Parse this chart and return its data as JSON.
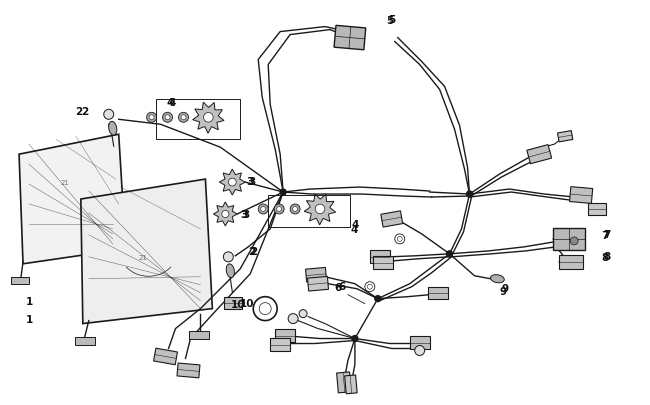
{
  "bg_color": "#ffffff",
  "line_color": "#1a1a1a",
  "label_color": "#111111",
  "fig_width": 6.5,
  "fig_height": 4.06,
  "dpi": 100,
  "label_fontsize": 7.5,
  "lw_wire": 1.0,
  "lw_part": 0.9
}
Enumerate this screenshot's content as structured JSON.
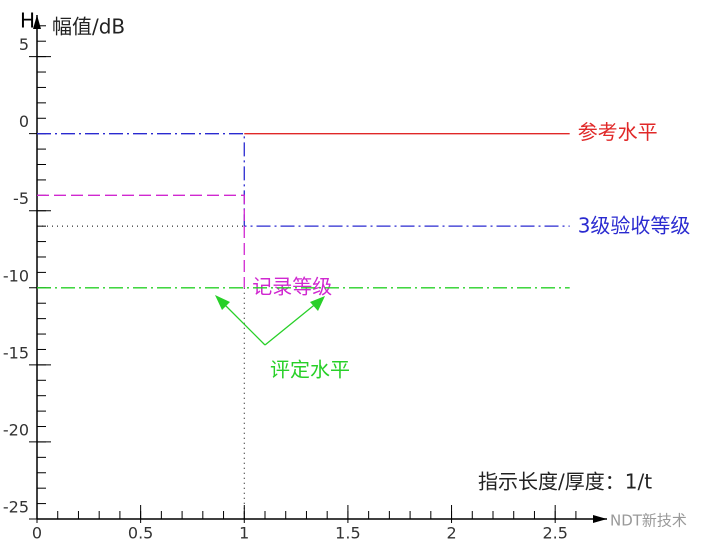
{
  "chart_data": {
    "type": "line",
    "y_axis_letter": "H",
    "y_label": "幅值/dB",
    "x_label": "指示长度/厚度：1/t",
    "watermark": "NDT新技术",
    "xlim": [
      0,
      2.75
    ],
    "ylim": [
      -25,
      7.7
    ],
    "xticks": [
      0,
      0.5,
      1,
      1.5,
      2,
      2.5
    ],
    "yticks": [
      5,
      0,
      -5,
      -10,
      -15,
      -20,
      -25
    ],
    "series": [
      {
        "name": "参考水平",
        "color": "#e02828",
        "dash": "none",
        "x": [
          1,
          2.57
        ],
        "values": [
          0,
          0
        ]
      },
      {
        "name": "3级验收等级",
        "color": "#2a2ad0",
        "dash": "14 4 2 4",
        "x": [
          0,
          1,
          1,
          2.57
        ],
        "values": [
          0,
          0,
          -6,
          -6
        ]
      },
      {
        "name": "记录等级",
        "color": "#d028d0",
        "dash": "12 5",
        "x": [
          0,
          1,
          1
        ],
        "values": [
          -4,
          -4,
          -10
        ]
      },
      {
        "color": "#28d028",
        "dash": "14 4 2 4",
        "x": [
          0,
          2.57
        ],
        "values": [
          -10,
          -10
        ]
      }
    ],
    "reference_lines": [
      {
        "x": [
          0,
          1
        ],
        "values": [
          -6,
          -6
        ]
      },
      {
        "x": [
          1,
          1
        ],
        "values": [
          -10,
          -25
        ]
      }
    ],
    "annotation": {
      "text": "评定水平",
      "color": "#28d028"
    }
  }
}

-=-=-=-=-

**AIM OF THE TASK:** Exactly reproduce each record, leaving out any pictures.

**RESULT OF THIS EXERCISE:**
Parse this chart and return its data as JSON.
{
  "bg_color": "#ffffff",
  "line_color": "#1a1a1a",
  "label_color": "#111111",
  "fig_width": 6.5,
  "fig_height": 4.06,
  "dpi": 100,
  "label_fontsize": 7.5,
  "lw_wire": 1.0,
  "lw_part": 0.9
}
Enumerate this screenshot's content as structured JSON.
{
  "chart_data": {
    "type": "line",
    "y_axis_letter": "H",
    "y_label": "幅值/dB",
    "x_label": "指示长度/厚度：1/t",
    "watermark": "NDT新技术",
    "xlim": [
      0,
      2.75
    ],
    "ylim": [
      -25,
      7.7
    ],
    "xticks": [
      0,
      0.5,
      1,
      1.5,
      2,
      2.5
    ],
    "yticks": [
      5,
      0,
      -5,
      -10,
      -15,
      -20,
      -25
    ],
    "series": [
      {
        "name": "参考水平",
        "color": "#e02828",
        "dash": "none",
        "x": [
          1,
          2.57
        ],
        "values": [
          0,
          0
        ]
      },
      {
        "name": "3级验收等级",
        "color": "#2a2ad0",
        "dash": "14 4 2 4",
        "x": [
          0,
          1,
          1,
          2.57
        ],
        "values": [
          0,
          0,
          -6,
          -6
        ]
      },
      {
        "name": "记录等级",
        "color": "#d028d0",
        "dash": "12 5",
        "x": [
          0,
          1,
          1
        ],
        "values": [
          -4,
          -4,
          -10
        ]
      },
      {
        "color": "#28d028",
        "dash": "14 4 2 4",
        "x": [
          0,
          2.57
        ],
        "values": [
          -10,
          -10
        ]
      }
    ],
    "reference_lines": [
      {
        "x": [
          0,
          1
        ],
        "values": [
          -6,
          -6
        ]
      },
      {
        "x": [
          1,
          1
        ],
        "values": [
          -10,
          -25
        ]
      }
    ],
    "annotation": {
      "text": "评定水平",
      "color": "#28d028"
    }
  }
}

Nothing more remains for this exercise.